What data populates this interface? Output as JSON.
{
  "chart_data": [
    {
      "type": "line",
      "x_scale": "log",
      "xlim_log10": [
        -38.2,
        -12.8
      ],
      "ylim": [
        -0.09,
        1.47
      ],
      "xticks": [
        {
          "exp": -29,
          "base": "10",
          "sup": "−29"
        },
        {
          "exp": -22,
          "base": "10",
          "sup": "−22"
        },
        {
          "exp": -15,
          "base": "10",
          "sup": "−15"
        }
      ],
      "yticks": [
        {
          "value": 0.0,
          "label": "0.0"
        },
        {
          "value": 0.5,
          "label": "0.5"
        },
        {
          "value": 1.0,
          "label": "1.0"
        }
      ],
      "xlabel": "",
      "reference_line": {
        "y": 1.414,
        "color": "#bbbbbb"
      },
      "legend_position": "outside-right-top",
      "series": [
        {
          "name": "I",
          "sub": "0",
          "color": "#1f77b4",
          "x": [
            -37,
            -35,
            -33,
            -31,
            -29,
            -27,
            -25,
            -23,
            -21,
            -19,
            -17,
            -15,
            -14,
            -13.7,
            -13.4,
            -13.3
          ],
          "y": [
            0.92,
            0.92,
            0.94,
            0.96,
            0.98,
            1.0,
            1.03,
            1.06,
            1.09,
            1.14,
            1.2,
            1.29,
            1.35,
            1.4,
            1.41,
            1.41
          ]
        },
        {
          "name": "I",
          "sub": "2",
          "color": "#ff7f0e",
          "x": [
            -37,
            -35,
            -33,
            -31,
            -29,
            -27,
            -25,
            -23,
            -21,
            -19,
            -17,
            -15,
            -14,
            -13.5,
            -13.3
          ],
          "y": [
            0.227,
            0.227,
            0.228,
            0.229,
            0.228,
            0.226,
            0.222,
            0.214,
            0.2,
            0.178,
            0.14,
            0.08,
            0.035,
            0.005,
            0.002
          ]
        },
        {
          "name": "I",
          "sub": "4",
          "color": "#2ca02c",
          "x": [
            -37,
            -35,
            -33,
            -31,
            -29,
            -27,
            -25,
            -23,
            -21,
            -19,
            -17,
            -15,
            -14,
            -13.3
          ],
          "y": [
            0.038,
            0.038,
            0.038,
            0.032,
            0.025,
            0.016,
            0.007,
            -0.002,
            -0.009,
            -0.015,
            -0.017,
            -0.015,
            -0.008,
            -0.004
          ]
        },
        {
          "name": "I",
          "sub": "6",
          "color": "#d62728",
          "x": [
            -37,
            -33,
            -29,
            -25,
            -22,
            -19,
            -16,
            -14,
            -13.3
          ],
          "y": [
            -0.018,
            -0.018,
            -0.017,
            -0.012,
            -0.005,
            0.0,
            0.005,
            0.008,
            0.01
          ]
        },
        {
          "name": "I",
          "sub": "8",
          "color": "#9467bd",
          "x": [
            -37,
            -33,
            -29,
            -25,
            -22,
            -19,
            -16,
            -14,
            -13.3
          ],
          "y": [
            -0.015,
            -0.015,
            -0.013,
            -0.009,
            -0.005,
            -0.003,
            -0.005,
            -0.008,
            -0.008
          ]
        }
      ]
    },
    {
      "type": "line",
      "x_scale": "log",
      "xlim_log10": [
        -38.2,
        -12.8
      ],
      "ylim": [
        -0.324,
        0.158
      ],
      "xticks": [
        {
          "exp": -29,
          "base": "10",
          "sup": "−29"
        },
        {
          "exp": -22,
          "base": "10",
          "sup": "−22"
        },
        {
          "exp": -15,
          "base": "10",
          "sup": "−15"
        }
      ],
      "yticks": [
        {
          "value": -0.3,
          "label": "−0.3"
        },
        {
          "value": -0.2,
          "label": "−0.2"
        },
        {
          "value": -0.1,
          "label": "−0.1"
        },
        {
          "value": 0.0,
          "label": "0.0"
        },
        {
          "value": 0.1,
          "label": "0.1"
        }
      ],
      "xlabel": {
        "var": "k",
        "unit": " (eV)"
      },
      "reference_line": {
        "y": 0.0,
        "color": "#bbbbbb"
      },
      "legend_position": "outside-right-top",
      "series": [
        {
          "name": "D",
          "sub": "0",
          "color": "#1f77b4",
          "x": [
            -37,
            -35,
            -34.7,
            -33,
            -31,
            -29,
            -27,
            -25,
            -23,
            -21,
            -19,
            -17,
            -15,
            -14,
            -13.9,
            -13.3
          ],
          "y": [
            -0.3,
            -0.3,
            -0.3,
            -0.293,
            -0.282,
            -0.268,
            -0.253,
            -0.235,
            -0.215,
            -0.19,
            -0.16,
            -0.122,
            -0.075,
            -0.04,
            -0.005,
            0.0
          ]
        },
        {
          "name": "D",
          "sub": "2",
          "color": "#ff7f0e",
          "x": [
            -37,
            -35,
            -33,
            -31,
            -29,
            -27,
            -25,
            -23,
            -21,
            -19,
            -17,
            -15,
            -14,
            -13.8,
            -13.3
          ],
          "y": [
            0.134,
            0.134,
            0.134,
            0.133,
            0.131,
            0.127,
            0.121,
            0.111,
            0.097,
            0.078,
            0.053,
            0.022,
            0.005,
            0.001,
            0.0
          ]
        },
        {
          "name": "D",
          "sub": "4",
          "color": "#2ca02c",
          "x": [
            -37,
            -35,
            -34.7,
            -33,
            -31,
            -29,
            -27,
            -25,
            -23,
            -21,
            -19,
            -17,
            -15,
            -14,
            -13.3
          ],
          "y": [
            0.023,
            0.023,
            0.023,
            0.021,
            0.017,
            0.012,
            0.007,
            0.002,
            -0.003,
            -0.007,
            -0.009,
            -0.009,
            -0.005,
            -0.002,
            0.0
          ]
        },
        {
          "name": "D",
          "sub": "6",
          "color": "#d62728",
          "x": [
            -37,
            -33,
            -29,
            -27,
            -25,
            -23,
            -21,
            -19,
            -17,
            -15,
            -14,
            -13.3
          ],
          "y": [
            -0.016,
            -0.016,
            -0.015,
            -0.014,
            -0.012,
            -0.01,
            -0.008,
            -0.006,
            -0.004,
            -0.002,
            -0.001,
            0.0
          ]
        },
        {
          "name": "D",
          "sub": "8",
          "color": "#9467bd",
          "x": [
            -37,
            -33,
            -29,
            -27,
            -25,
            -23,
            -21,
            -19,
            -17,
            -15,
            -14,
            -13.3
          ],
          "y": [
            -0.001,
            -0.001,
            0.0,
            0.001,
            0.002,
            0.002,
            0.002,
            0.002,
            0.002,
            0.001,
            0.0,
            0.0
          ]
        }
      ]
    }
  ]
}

###

◆ **TASK INSTRUCTIONS**
Exactly as they are written, print the entries again.

◆ **TASK OUTPUT**
What data populates this interface? Output as JSON.
{
  "chart_data": [
    {
      "type": "line",
      "x_scale": "log",
      "xlim_log10": [
        -38.2,
        -12.8
      ],
      "ylim": [
        -0.09,
        1.47
      ],
      "xticks": [
        {
          "exp": -29,
          "base": "10",
          "sup": "−29"
        },
        {
          "exp": -22,
          "base": "10",
          "sup": "−22"
        },
        {
          "exp": -15,
          "base": "10",
          "sup": "−15"
        }
      ],
      "yticks": [
        {
          "value": 0.0,
          "label": "0.0"
        },
        {
          "value": 0.5,
          "label": "0.5"
        },
        {
          "value": 1.0,
          "label": "1.0"
        }
      ],
      "xlabel": "",
      "reference_line": {
        "y": 1.414,
        "color": "#bbbbbb"
      },
      "legend_position": "outside-right-top",
      "series": [
        {
          "name": "I",
          "sub": "0",
          "color": "#1f77b4",
          "x": [
            -37,
            -35,
            -33,
            -31,
            -29,
            -27,
            -25,
            -23,
            -21,
            -19,
            -17,
            -15,
            -14,
            -13.7,
            -13.4,
            -13.3
          ],
          "y": [
            0.92,
            0.92,
            0.94,
            0.96,
            0.98,
            1.0,
            1.03,
            1.06,
            1.09,
            1.14,
            1.2,
            1.29,
            1.35,
            1.4,
            1.41,
            1.41
          ]
        },
        {
          "name": "I",
          "sub": "2",
          "color": "#ff7f0e",
          "x": [
            -37,
            -35,
            -33,
            -31,
            -29,
            -27,
            -25,
            -23,
            -21,
            -19,
            -17,
            -15,
            -14,
            -13.5,
            -13.3
          ],
          "y": [
            0.227,
            0.227,
            0.228,
            0.229,
            0.228,
            0.226,
            0.222,
            0.214,
            0.2,
            0.178,
            0.14,
            0.08,
            0.035,
            0.005,
            0.002
          ]
        },
        {
          "name": "I",
          "sub": "4",
          "color": "#2ca02c",
          "x": [
            -37,
            -35,
            -33,
            -31,
            -29,
            -27,
            -25,
            -23,
            -21,
            -19,
            -17,
            -15,
            -14,
            -13.3
          ],
          "y": [
            0.038,
            0.038,
            0.038,
            0.032,
            0.025,
            0.016,
            0.007,
            -0.002,
            -0.009,
            -0.015,
            -0.017,
            -0.015,
            -0.008,
            -0.004
          ]
        },
        {
          "name": "I",
          "sub": "6",
          "color": "#d62728",
          "x": [
            -37,
            -33,
            -29,
            -25,
            -22,
            -19,
            -16,
            -14,
            -13.3
          ],
          "y": [
            -0.018,
            -0.018,
            -0.017,
            -0.012,
            -0.005,
            0.0,
            0.005,
            0.008,
            0.01
          ]
        },
        {
          "name": "I",
          "sub": "8",
          "color": "#9467bd",
          "x": [
            -37,
            -33,
            -29,
            -25,
            -22,
            -19,
            -16,
            -14,
            -13.3
          ],
          "y": [
            -0.015,
            -0.015,
            -0.013,
            -0.009,
            -0.005,
            -0.003,
            -0.005,
            -0.008,
            -0.008
          ]
        }
      ]
    },
    {
      "type": "line",
      "x_scale": "log",
      "xlim_log10": [
        -38.2,
        -12.8
      ],
      "ylim": [
        -0.324,
        0.158
      ],
      "xticks": [
        {
          "exp": -29,
          "base": "10",
          "sup": "−29"
        },
        {
          "exp": -22,
          "base": "10",
          "sup": "−22"
        },
        {
          "exp": -15,
          "base": "10",
          "sup": "−15"
        }
      ],
      "yticks": [
        {
          "value": -0.3,
          "label": "−0.3"
        },
        {
          "value": -0.2,
          "label": "−0.2"
        },
        {
          "value": -0.1,
          "label": "−0.1"
        },
        {
          "value": 0.0,
          "label": "0.0"
        },
        {
          "value": 0.1,
          "label": "0.1"
        }
      ],
      "xlabel": {
        "var": "k",
        "unit": " (eV)"
      },
      "reference_line": {
        "y": 0.0,
        "color": "#bbbbbb"
      },
      "legend_position": "outside-right-top",
      "series": [
        {
          "name": "D",
          "sub": "0",
          "color": "#1f77b4",
          "x": [
            -37,
            -35,
            -34.7,
            -33,
            -31,
            -29,
            -27,
            -25,
            -23,
            -21,
            -19,
            -17,
            -15,
            -14,
            -13.9,
            -13.3
          ],
          "y": [
            -0.3,
            -0.3,
            -0.3,
            -0.293,
            -0.282,
            -0.268,
            -0.253,
            -0.235,
            -0.215,
            -0.19,
            -0.16,
            -0.122,
            -0.075,
            -0.04,
            -0.005,
            0.0
          ]
        },
        {
          "name": "D",
          "sub": "2",
          "color": "#ff7f0e",
          "x": [
            -37,
            -35,
            -33,
            -31,
            -29,
            -27,
            -25,
            -23,
            -21,
            -19,
            -17,
            -15,
            -14,
            -13.8,
            -13.3
          ],
          "y": [
            0.134,
            0.134,
            0.134,
            0.133,
            0.131,
            0.127,
            0.121,
            0.111,
            0.097,
            0.078,
            0.053,
            0.022,
            0.005,
            0.001,
            0.0
          ]
        },
        {
          "name": "D",
          "sub": "4",
          "color": "#2ca02c",
          "x": [
            -37,
            -35,
            -34.7,
            -33,
            -31,
            -29,
            -27,
            -25,
            -23,
            -21,
            -19,
            -17,
            -15,
            -14,
            -13.3
          ],
          "y": [
            0.023,
            0.023,
            0.023,
            0.021,
            0.017,
            0.012,
            0.007,
            0.002,
            -0.003,
            -0.007,
            -0.009,
            -0.009,
            -0.005,
            -0.002,
            0.0
          ]
        },
        {
          "name": "D",
          "sub": "6",
          "color": "#d62728",
          "x": [
            -37,
            -33,
            -29,
            -27,
            -25,
            -23,
            -21,
            -19,
            -17,
            -15,
            -14,
            -13.3
          ],
          "y": [
            -0.016,
            -0.016,
            -0.015,
            -0.014,
            -0.012,
            -0.01,
            -0.008,
            -0.006,
            -0.004,
            -0.002,
            -0.001,
            0.0
          ]
        },
        {
          "name": "D",
          "sub": "8",
          "color": "#9467bd",
          "x": [
            -37,
            -33,
            -29,
            -27,
            -25,
            -23,
            -21,
            -19,
            -17,
            -15,
            -14,
            -13.3
          ],
          "y": [
            -0.001,
            -0.001,
            0.0,
            0.001,
            0.002,
            0.002,
            0.002,
            0.002,
            0.002,
            0.001,
            0.0,
            0.0
          ]
        }
      ]
    }
  ]
}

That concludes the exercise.